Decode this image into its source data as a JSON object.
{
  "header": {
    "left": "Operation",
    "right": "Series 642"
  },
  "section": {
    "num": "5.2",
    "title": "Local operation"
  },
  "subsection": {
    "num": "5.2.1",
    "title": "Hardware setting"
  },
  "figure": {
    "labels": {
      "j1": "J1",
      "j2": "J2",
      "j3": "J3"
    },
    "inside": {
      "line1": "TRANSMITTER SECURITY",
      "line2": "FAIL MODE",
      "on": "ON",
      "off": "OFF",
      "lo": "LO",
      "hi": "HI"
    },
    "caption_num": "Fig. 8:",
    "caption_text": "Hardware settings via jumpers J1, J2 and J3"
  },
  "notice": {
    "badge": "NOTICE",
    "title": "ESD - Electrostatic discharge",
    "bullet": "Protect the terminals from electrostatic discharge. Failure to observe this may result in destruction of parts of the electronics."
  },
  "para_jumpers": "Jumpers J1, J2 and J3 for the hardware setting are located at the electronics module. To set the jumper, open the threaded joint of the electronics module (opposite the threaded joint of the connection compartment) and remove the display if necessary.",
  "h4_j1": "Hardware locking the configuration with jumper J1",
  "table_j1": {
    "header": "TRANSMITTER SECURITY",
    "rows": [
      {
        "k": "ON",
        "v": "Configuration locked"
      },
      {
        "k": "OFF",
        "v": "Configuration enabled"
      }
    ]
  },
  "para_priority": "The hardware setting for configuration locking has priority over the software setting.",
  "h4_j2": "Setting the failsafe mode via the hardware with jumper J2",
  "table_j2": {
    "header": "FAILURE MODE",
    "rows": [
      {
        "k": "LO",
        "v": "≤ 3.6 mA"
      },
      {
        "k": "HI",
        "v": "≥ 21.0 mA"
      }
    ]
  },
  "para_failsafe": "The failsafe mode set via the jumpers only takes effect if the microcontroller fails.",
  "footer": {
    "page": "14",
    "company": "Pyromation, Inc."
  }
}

**Brief**
Filter the data, keeping only the lines that contain "discharge".

**Result of the exercise**
    "title": "ESD - Electrostatic discharge",
    "bullet": "Protect the terminals from electrostatic discharge. Failure to observe this may result in destruction of parts of the electronics."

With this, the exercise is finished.